§ WRITTEN EXERCISE
Copy all of the material word for word, except for the pictures.

[Data extracted from a collection]

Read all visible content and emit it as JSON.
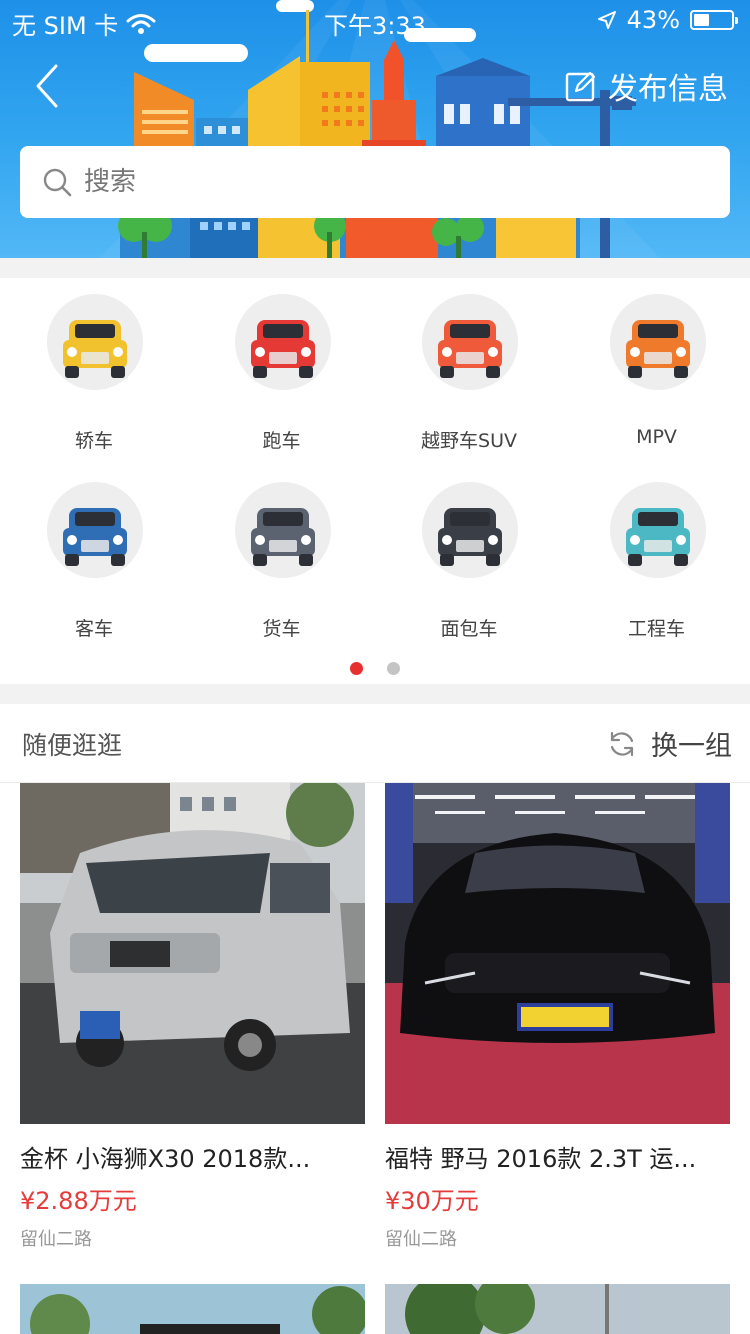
{
  "status_bar": {
    "carrier": "无 SIM 卡",
    "time": "下午3:33",
    "battery": "43%",
    "battery_level": 0.43,
    "icons": [
      "wifi-icon",
      "location-arrow-icon",
      "battery-icon"
    ]
  },
  "header": {
    "back_icon": "chevron-left-icon",
    "publish_label": "发布信息",
    "publish_icon": "edit-square-icon"
  },
  "search": {
    "placeholder": "搜索",
    "icon": "search-icon"
  },
  "categories": {
    "items": [
      {
        "label": "轿车",
        "icon": "sedan-car-icon",
        "color": "#f2c12e"
      },
      {
        "label": "跑车",
        "icon": "sports-car-icon",
        "color": "#e53935"
      },
      {
        "label": "越野车SUV",
        "icon": "suv-offroad-icon",
        "color": "#ef5a3a"
      },
      {
        "label": "MPV",
        "icon": "mpv-car-icon",
        "color": "#f07a2c"
      },
      {
        "label": "客车",
        "icon": "coach-car-icon",
        "color": "#2f6db5"
      },
      {
        "label": "货车",
        "icon": "truck-car-icon",
        "color": "#5b6270"
      },
      {
        "label": "面包车",
        "icon": "van-car-icon",
        "color": "#3a3f47"
      },
      {
        "label": "工程车",
        "icon": "engineering-car-icon",
        "color": "#4cb8c4"
      }
    ],
    "pager": {
      "pages": 2,
      "active": 0,
      "active_color": "#e8312f"
    }
  },
  "browse": {
    "title": "随便逛逛",
    "refresh_label": "换一组",
    "refresh_icon": "refresh-icon",
    "cards": [
      {
        "title": "金杯 小海狮X30 2018款...",
        "price": "¥2.88万元",
        "location": "留仙二路"
      },
      {
        "title": "福特 野马 2016款 2.3T 运...",
        "price": "¥30万元",
        "location": "留仙二路"
      }
    ],
    "price_color": "#e53b3b"
  },
  "colors": {
    "header_blue": "#1e90e8",
    "accent_red": "#e8312f"
  }
}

§ RESULT FOR THIS TASK
Read all visible content and emit it as JSON.
{
  "status_bar": {
    "carrier": "无 SIM 卡",
    "time": "下午3:33",
    "battery": "43%",
    "battery_level": 0.43,
    "icons": [
      "wifi-icon",
      "location-arrow-icon",
      "battery-icon"
    ]
  },
  "header": {
    "back_icon": "chevron-left-icon",
    "publish_label": "发布信息",
    "publish_icon": "edit-square-icon"
  },
  "search": {
    "placeholder": "搜索",
    "icon": "search-icon"
  },
  "categories": {
    "items": [
      {
        "label": "轿车",
        "icon": "sedan-car-icon",
        "color": "#f2c12e"
      },
      {
        "label": "跑车",
        "icon": "sports-car-icon",
        "color": "#e53935"
      },
      {
        "label": "越野车SUV",
        "icon": "suv-offroad-icon",
        "color": "#ef5a3a"
      },
      {
        "label": "MPV",
        "icon": "mpv-car-icon",
        "color": "#f07a2c"
      },
      {
        "label": "客车",
        "icon": "coach-car-icon",
        "color": "#2f6db5"
      },
      {
        "label": "货车",
        "icon": "truck-car-icon",
        "color": "#5b6270"
      },
      {
        "label": "面包车",
        "icon": "van-car-icon",
        "color": "#3a3f47"
      },
      {
        "label": "工程车",
        "icon": "engineering-car-icon",
        "color": "#4cb8c4"
      }
    ],
    "pager": {
      "pages": 2,
      "active": 0,
      "active_color": "#e8312f"
    }
  },
  "browse": {
    "title": "随便逛逛",
    "refresh_label": "换一组",
    "refresh_icon": "refresh-icon",
    "cards": [
      {
        "title": "金杯 小海狮X30 2018款...",
        "price": "¥2.88万元",
        "location": "留仙二路"
      },
      {
        "title": "福特 野马 2016款 2.3T 运...",
        "price": "¥30万元",
        "location": "留仙二路"
      }
    ],
    "price_color": "#e53b3b"
  },
  "colors": {
    "header_blue": "#1e90e8",
    "accent_red": "#e8312f"
  }
}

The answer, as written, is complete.